- _WHAT IS NEEDED_: Extract every entry word for word.

- _THE RECORDS_:
## begin
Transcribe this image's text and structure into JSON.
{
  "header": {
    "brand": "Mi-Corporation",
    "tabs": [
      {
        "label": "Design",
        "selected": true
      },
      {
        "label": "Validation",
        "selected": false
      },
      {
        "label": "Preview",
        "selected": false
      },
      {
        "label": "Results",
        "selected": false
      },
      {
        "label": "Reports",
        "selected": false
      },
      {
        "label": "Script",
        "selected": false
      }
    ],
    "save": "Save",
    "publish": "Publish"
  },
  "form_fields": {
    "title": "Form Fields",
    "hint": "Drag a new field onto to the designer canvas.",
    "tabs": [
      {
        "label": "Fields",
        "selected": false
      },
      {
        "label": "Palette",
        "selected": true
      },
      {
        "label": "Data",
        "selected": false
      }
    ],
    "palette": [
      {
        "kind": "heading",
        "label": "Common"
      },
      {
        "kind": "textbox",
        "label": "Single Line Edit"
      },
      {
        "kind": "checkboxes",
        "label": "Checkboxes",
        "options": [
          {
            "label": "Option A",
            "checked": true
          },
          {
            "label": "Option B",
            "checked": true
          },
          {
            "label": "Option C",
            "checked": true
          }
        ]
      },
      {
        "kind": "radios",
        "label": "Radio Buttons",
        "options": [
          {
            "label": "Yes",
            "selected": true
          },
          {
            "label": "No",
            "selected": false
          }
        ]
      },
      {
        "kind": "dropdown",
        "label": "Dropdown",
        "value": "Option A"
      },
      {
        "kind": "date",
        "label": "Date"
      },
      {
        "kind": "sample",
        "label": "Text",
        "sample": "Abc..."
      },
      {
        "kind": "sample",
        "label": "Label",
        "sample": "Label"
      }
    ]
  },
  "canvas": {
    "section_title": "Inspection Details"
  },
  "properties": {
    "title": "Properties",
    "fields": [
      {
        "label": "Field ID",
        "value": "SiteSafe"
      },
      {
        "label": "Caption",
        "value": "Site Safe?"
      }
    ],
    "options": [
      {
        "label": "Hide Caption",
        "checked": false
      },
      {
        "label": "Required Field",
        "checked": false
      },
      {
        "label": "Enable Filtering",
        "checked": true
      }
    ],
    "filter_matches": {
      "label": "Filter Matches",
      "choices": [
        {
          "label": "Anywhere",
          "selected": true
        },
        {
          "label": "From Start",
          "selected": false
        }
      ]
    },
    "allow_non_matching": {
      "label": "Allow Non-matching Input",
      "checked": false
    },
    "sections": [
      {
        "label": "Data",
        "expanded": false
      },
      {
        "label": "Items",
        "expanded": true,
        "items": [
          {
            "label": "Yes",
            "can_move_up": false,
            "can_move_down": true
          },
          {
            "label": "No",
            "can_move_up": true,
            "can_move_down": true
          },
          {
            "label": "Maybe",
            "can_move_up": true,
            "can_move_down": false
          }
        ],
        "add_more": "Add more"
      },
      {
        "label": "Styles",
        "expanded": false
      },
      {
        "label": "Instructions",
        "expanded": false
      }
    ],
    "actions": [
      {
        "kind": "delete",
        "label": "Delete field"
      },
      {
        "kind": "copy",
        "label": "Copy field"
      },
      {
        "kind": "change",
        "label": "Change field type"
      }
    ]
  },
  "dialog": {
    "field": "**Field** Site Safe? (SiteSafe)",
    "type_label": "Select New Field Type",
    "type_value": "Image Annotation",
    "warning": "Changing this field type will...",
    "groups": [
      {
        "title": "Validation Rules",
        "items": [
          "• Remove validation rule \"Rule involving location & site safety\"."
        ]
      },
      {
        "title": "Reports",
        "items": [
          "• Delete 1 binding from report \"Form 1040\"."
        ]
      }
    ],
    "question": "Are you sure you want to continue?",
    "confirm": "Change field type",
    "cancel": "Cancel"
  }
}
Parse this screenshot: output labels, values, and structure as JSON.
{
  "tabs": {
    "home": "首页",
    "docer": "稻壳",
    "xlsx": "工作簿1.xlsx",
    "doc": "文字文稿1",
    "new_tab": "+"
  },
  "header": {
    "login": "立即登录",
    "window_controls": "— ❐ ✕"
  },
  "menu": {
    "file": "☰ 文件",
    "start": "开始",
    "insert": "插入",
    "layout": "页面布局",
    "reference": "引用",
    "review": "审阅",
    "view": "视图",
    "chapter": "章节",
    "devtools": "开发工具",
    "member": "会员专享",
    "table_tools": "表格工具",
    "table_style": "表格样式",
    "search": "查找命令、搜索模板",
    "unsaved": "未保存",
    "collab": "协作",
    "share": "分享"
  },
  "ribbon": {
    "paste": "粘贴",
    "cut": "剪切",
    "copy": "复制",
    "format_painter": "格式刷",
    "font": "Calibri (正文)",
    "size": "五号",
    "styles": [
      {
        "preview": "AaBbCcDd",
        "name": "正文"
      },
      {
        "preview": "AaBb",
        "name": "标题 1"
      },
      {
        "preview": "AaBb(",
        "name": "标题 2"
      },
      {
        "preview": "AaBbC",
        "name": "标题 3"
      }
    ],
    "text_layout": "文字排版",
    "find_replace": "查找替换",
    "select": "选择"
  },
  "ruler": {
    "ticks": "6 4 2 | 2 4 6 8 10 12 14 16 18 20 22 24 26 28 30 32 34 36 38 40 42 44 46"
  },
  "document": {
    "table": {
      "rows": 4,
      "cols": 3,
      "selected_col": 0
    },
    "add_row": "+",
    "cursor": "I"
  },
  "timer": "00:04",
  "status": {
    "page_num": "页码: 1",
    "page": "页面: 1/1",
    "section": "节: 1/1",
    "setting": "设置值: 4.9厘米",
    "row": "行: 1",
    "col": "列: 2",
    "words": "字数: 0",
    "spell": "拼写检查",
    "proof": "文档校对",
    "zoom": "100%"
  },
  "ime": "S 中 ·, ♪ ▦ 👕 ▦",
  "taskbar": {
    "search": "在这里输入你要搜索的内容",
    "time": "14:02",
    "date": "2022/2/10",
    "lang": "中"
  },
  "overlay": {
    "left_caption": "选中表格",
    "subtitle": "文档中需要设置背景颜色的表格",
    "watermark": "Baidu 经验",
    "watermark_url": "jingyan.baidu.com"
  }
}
## end
- _SOLUTION_:
Transcribe this image's text and structure into JSON.
{
  "header": {
    "brand": "Mi-Corporation",
    "tabs": [
      {
        "label": "Design",
        "selected": true
      },
      {
        "label": "Validation",
        "selected": false
      },
      {
        "label": "Preview",
        "selected": false
      },
      {
        "label": "Results",
        "selected": false
      },
      {
        "label": "Reports",
        "selected": false
      },
      {
        "label": "Script",
        "selected": false
      }
    ],
    "save": "Save",
    "publish": "Publish"
  },
  "form_fields": {
    "title": "Form Fields",
    "hint": "Drag a new field onto to the designer canvas.",
    "tabs": [
      {
        "label": "Fields",
        "selected": false
      },
      {
        "label": "Palette",
        "selected": true
      },
      {
        "label": "Data",
        "selected": false
      }
    ],
    "palette": [
      {
        "kind": "heading",
        "label": "Common"
      },
      {
        "kind": "textbox",
        "label": "Single Line Edit"
      },
      {
        "kind": "checkboxes",
        "label": "Checkboxes",
        "options": [
          {
            "label": "Option A",
            "checked": true
          },
          {
            "label": "Option B",
            "checked": true
          },
          {
            "label": "Option C",
            "checked": true
          }
        ]
      },
      {
        "kind": "radios",
        "label": "Radio Buttons",
        "options": [
          {
            "label": "Yes",
            "selected": true
          },
          {
            "label": "No",
            "selected": false
          }
        ]
      },
      {
        "kind": "dropdown",
        "label": "Dropdown",
        "value": "Option A"
      },
      {
        "kind": "date",
        "label": "Date"
      },
      {
        "kind": "sample",
        "label": "Text",
        "sample": "Abc..."
      },
      {
        "kind": "sample",
        "label": "Label",
        "sample": "Label"
      }
    ]
  },
  "canvas": {
    "section_title": "Inspection Details"
  },
  "properties": {
    "title": "Properties",
    "fields": [
      {
        "label": "Field ID",
        "value": "SiteSafe"
      },
      {
        "label": "Caption",
        "value": "Site Safe?"
      }
    ],
    "options": [
      {
        "label": "Hide Caption",
        "checked": false
      },
      {
        "label": "Required Field",
        "checked": false
      },
      {
        "label": "Enable Filtering",
        "checked": true
      }
    ],
    "filter_matches": {
      "label": "Filter Matches",
      "choices": [
        {
          "label": "Anywhere",
          "selected": true
        },
        {
          "label": "From Start",
          "selected": false
        }
      ]
    },
    "allow_non_matching": {
      "label": "Allow Non-matching Input",
      "checked": false
    },
    "sections": [
      {
        "label": "Data",
        "expanded": false
      },
      {
        "label": "Items",
        "expanded": true,
        "items": [
          {
            "label": "Yes",
            "can_move_up": false,
            "can_move_down": true
          },
          {
            "label": "No",
            "can_move_up": true,
            "can_move_down": true
          },
          {
            "label": "Maybe",
            "can_move_up": true,
            "can_move_down": false
          }
        ],
        "add_more": "Add more"
      },
      {
        "label": "Styles",
        "expanded": false
      },
      {
        "label": "Instructions",
        "expanded": false
      }
    ],
    "actions": [
      {
        "kind": "delete",
        "label": "Delete field"
      },
      {
        "kind": "copy",
        "label": "Copy field"
      },
      {
        "kind": "change",
        "label": "Change field type"
      }
    ]
  },
  "dialog": {
    "field": "**Field** Site Safe? (SiteSafe)",
    "type_label": "Select New Field Type",
    "type_value": "Image Annotation",
    "warning": "Changing this field type will...",
    "groups": [
      {
        "title": "Validation Rules",
        "items": [
          "• Remove validation rule \"Rule involving location & site safety\"."
        ]
      },
      {
        "title": "Reports",
        "items": [
          "• Delete 1 binding from report \"Form 1040\"."
        ]
      }
    ],
    "question": "Are you sure you want to continue?",
    "confirm": "Change field type",
    "cancel": "Cancel"
  }
}
Parse this screenshot: output labels, values, and structure as JSON.
{
  "tabs": {
    "home": "首页",
    "docer": "稻壳",
    "xlsx": "工作簿1.xlsx",
    "doc": "文字文稿1",
    "new_tab": "+"
  },
  "header": {
    "login": "立即登录",
    "window_controls": "— ❐ ✕"
  },
  "menu": {
    "file": "☰ 文件",
    "start": "开始",
    "insert": "插入",
    "layout": "页面布局",
    "reference": "引用",
    "review": "审阅",
    "view": "视图",
    "chapter": "章节",
    "devtools": "开发工具",
    "member": "会员专享",
    "table_tools": "表格工具",
    "table_style": "表格样式",
    "search": "查找命令、搜索模板",
    "unsaved": "未保存",
    "collab": "协作",
    "share": "分享"
  },
  "ribbon": {
    "paste": "粘贴",
    "cut": "剪切",
    "copy": "复制",
    "format_painter": "格式刷",
    "font": "Calibri (正文)",
    "size": "五号",
    "styles": [
      {
        "preview": "AaBbCcDd",
        "name": "正文"
      },
      {
        "preview": "AaBb",
        "name": "标题 1"
      },
      {
        "preview": "AaBb(",
        "name": "标题 2"
      },
      {
        "preview": "AaBbC",
        "name": "标题 3"
      }
    ],
    "text_layout": "文字排版",
    "find_replace": "查找替换",
    "select": "选择"
  },
  "ruler": {
    "ticks": "6 4 2 | 2 4 6 8 10 12 14 16 18 20 22 24 26 28 30 32 34 36 38 40 42 44 46"
  },
  "document": {
    "table": {
      "rows": 4,
      "cols": 3,
      "selected_col": 0
    },
    "add_row": "+",
    "cursor": "I"
  },
  "timer": "00:04",
  "status": {
    "page_num": "页码: 1",
    "page": "页面: 1/1",
    "section": "节: 1/1",
    "setting": "设置值: 4.9厘米",
    "row": "行: 1",
    "col": "列: 2",
    "words": "字数: 0",
    "spell": "拼写检查",
    "proof": "文档校对",
    "zoom": "100%"
  },
  "ime": "S 中 ·, ♪ ▦ 👕 ▦",
  "taskbar": {
    "search": "在这里输入你要搜索的内容",
    "time": "14:02",
    "date": "2022/2/10",
    "lang": "中"
  },
  "overlay": {
    "left_caption": "选中表格",
    "subtitle": "文档中需要设置背景颜色的表格",
    "watermark": "Baidu 经验",
    "watermark_url": "jingyan.baidu.com"
  }
}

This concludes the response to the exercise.